*Data excerpts*

..........

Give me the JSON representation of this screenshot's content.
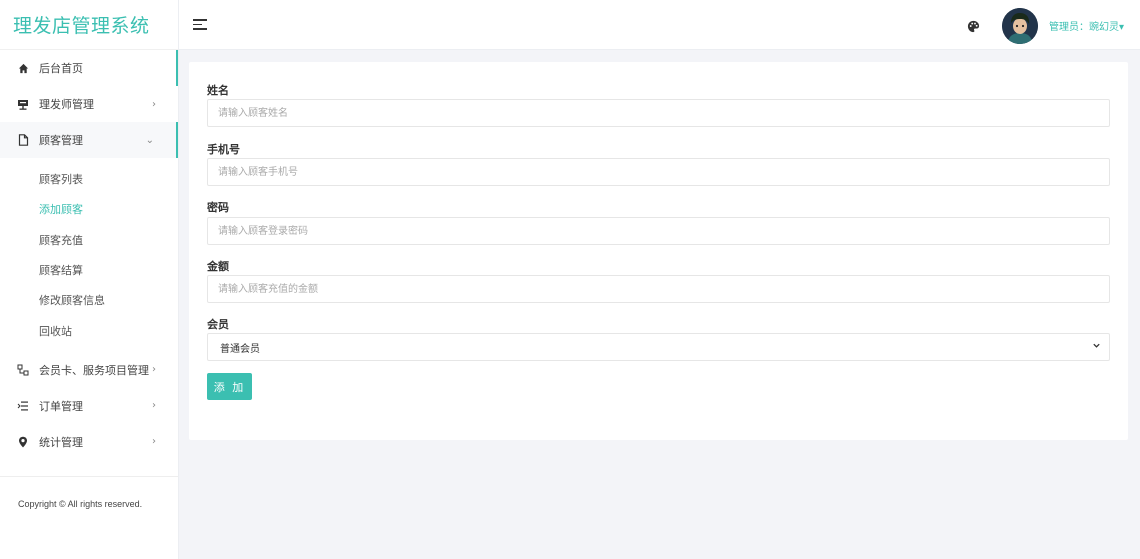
{
  "app": {
    "title": "理发店管理系统"
  },
  "header": {
    "user_label": "管理员：豌幻灵▾"
  },
  "sidebar": {
    "items": [
      {
        "label": "后台首页",
        "icon": "home-icon"
      },
      {
        "label": "理发师管理",
        "icon": "presenter-icon",
        "chevron": "›"
      },
      {
        "label": "顾客管理",
        "icon": "file-icon",
        "chevron": "⌄"
      },
      {
        "label": "会员卡、服务项目管理",
        "icon": "sitemap-icon",
        "chevron": "›"
      },
      {
        "label": "订单管理",
        "icon": "list-icon",
        "chevron": "›"
      },
      {
        "label": "统计管理",
        "icon": "location-icon",
        "chevron": "›"
      }
    ],
    "submenu": [
      {
        "label": "顾客列表"
      },
      {
        "label": "添加顾客"
      },
      {
        "label": "顾客充值"
      },
      {
        "label": "顾客结算"
      },
      {
        "label": "修改顾客信息"
      },
      {
        "label": "回收站"
      }
    ],
    "copyright": "Copyright © All rights reserved."
  },
  "form": {
    "name": {
      "label": "姓名",
      "placeholder": "请输入顾客姓名"
    },
    "phone": {
      "label": "手机号",
      "placeholder": "请输入顾客手机号"
    },
    "password": {
      "label": "密码",
      "placeholder": "请输入顾客登录密码"
    },
    "amount": {
      "label": "金额",
      "placeholder": "请输入顾客充值的金额"
    },
    "member": {
      "label": "会员",
      "selected": "普通会员"
    },
    "submit_label": "添 加"
  },
  "colors": {
    "accent": "#3bbfb1",
    "background": "#f3f4f8"
  }
}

..........

*EXERCISE*
Using the data above, write out every line exactly, leaving the images behind.

*COMPLETE OUTPUT*
Give me the JSON representation of this screenshot's content.
{
  "app": {
    "title": "理发店管理系统"
  },
  "header": {
    "user_label": "管理员：豌幻灵▾"
  },
  "sidebar": {
    "items": [
      {
        "label": "后台首页",
        "icon": "home-icon"
      },
      {
        "label": "理发师管理",
        "icon": "presenter-icon",
        "chevron": "›"
      },
      {
        "label": "顾客管理",
        "icon": "file-icon",
        "chevron": "⌄"
      },
      {
        "label": "会员卡、服务项目管理",
        "icon": "sitemap-icon",
        "chevron": "›"
      },
      {
        "label": "订单管理",
        "icon": "list-icon",
        "chevron": "›"
      },
      {
        "label": "统计管理",
        "icon": "location-icon",
        "chevron": "›"
      }
    ],
    "submenu": [
      {
        "label": "顾客列表"
      },
      {
        "label": "添加顾客"
      },
      {
        "label": "顾客充值"
      },
      {
        "label": "顾客结算"
      },
      {
        "label": "修改顾客信息"
      },
      {
        "label": "回收站"
      }
    ],
    "copyright": "Copyright © All rights reserved."
  },
  "form": {
    "name": {
      "label": "姓名",
      "placeholder": "请输入顾客姓名"
    },
    "phone": {
      "label": "手机号",
      "placeholder": "请输入顾客手机号"
    },
    "password": {
      "label": "密码",
      "placeholder": "请输入顾客登录密码"
    },
    "amount": {
      "label": "金额",
      "placeholder": "请输入顾客充值的金额"
    },
    "member": {
      "label": "会员",
      "selected": "普通会员"
    },
    "submit_label": "添 加"
  },
  "colors": {
    "accent": "#3bbfb1",
    "background": "#f3f4f8"
  }
}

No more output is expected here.